▶ _Work to do_: Output the lines of the entries from the first line through the line containing "legend-label: oc1a — [109, 72, 142, 84]", including that line, as a numbered list with blank lines omitted.

──────── Recorded information ────────

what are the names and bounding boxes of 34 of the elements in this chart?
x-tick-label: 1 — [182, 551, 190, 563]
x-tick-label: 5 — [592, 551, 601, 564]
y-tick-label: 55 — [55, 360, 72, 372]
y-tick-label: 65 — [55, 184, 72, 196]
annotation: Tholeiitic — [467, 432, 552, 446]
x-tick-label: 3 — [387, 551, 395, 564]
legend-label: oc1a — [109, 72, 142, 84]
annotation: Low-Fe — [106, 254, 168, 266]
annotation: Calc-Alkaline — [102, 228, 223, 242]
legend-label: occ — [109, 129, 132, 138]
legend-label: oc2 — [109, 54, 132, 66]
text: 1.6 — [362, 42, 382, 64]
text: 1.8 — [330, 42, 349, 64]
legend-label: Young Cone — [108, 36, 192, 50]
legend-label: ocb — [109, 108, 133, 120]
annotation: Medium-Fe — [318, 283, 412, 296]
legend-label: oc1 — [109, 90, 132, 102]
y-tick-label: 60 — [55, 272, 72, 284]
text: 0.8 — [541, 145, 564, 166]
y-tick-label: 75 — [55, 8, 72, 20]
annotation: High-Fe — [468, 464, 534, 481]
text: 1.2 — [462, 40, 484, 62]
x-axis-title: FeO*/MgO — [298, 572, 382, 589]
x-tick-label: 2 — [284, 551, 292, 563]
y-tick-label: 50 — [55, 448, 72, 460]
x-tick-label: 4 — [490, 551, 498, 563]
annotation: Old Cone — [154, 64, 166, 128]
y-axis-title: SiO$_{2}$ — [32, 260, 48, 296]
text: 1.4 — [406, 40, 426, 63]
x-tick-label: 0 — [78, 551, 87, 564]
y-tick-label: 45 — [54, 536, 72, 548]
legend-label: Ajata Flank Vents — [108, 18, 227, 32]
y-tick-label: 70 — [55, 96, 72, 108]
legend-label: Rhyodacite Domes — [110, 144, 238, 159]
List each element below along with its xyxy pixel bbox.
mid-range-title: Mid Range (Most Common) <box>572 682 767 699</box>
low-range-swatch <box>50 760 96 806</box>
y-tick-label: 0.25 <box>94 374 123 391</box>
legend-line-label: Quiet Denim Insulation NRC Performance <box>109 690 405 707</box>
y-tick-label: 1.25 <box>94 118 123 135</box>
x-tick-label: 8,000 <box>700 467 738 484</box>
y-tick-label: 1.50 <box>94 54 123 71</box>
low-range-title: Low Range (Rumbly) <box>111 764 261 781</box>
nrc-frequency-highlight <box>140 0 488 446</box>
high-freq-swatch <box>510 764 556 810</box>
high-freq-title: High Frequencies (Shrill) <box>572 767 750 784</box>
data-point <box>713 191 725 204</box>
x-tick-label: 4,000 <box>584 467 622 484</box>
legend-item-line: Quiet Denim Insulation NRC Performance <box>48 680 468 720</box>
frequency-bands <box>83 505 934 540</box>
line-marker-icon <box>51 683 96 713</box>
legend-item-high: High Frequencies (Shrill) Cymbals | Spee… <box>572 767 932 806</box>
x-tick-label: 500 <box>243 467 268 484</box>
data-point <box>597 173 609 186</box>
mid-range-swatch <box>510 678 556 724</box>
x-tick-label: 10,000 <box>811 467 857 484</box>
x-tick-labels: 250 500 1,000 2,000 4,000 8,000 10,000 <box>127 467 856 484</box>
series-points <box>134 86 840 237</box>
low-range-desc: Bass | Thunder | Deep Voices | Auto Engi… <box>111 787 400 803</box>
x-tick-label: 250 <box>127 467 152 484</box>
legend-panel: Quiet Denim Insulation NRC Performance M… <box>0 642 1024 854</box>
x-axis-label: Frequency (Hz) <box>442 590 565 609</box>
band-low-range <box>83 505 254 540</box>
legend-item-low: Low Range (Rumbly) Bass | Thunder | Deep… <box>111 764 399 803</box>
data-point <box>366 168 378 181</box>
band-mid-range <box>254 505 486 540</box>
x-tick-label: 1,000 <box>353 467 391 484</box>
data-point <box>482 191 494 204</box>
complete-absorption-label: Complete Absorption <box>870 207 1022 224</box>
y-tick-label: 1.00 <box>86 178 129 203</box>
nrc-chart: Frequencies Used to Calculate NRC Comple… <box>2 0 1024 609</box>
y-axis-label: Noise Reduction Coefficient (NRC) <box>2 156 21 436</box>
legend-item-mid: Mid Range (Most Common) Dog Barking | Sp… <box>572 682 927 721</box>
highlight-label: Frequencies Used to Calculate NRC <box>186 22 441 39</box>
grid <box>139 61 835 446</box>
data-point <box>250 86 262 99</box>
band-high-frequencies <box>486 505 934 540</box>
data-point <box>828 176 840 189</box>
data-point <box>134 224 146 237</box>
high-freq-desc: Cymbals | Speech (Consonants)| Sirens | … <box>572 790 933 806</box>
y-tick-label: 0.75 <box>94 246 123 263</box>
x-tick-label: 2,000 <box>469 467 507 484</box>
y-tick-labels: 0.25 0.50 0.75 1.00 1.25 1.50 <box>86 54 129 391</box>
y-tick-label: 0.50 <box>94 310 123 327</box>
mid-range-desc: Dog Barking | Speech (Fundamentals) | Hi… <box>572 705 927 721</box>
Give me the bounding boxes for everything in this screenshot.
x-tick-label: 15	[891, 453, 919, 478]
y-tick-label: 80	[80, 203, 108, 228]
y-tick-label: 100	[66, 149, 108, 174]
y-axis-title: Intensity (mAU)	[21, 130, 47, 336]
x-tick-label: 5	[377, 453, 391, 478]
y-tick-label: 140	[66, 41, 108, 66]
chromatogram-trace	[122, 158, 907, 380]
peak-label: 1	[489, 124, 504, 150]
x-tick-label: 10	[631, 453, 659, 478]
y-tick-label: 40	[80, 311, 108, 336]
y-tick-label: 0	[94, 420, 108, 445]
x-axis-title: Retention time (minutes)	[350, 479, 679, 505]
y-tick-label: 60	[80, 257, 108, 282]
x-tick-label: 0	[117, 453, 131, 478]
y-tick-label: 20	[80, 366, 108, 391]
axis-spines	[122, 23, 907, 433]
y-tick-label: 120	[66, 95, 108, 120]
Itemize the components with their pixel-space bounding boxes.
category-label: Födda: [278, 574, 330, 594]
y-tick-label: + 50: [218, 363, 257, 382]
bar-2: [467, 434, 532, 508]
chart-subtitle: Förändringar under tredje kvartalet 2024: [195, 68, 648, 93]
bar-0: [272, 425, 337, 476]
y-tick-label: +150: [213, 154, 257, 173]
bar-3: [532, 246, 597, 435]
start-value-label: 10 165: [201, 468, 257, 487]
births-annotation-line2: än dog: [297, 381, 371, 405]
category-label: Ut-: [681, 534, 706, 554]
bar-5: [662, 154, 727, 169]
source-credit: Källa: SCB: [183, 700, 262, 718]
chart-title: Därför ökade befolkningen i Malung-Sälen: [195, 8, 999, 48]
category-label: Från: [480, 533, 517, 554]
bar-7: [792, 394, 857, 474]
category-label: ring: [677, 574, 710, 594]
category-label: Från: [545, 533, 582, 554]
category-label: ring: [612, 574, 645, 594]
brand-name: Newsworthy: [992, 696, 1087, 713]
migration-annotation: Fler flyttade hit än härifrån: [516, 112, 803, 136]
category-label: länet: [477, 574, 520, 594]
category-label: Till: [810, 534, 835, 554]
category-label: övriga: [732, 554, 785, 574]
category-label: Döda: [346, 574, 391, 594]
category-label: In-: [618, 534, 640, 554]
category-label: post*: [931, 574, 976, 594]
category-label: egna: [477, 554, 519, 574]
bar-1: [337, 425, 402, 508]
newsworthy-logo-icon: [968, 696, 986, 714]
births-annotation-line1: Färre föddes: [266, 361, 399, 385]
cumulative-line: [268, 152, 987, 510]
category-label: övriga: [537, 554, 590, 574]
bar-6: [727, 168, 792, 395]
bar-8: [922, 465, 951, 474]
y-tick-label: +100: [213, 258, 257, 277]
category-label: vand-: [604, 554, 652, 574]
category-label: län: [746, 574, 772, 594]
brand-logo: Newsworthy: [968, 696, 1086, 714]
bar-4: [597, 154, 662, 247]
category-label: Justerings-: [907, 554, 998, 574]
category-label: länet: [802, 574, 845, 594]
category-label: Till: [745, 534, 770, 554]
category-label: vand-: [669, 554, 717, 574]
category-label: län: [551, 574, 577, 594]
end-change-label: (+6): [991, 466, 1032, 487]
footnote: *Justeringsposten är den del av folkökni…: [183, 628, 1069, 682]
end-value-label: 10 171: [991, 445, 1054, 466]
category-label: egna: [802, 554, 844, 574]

────────

▶ _Exercise result_:
1. what are the names and bounding boxes of 34 of the elements in this chart?
2. x-tick-label: 1 — [182, 551, 190, 563]
3. x-tick-label: 5 — [592, 551, 601, 564]
4. y-tick-label: 55 — [55, 360, 72, 372]
5. y-tick-label: 65 — [55, 184, 72, 196]
6. annotation: Tholeiitic — [467, 432, 552, 446]
7. x-tick-label: 3 — [387, 551, 395, 564]
8. legend-label: oc1a — [109, 72, 142, 84]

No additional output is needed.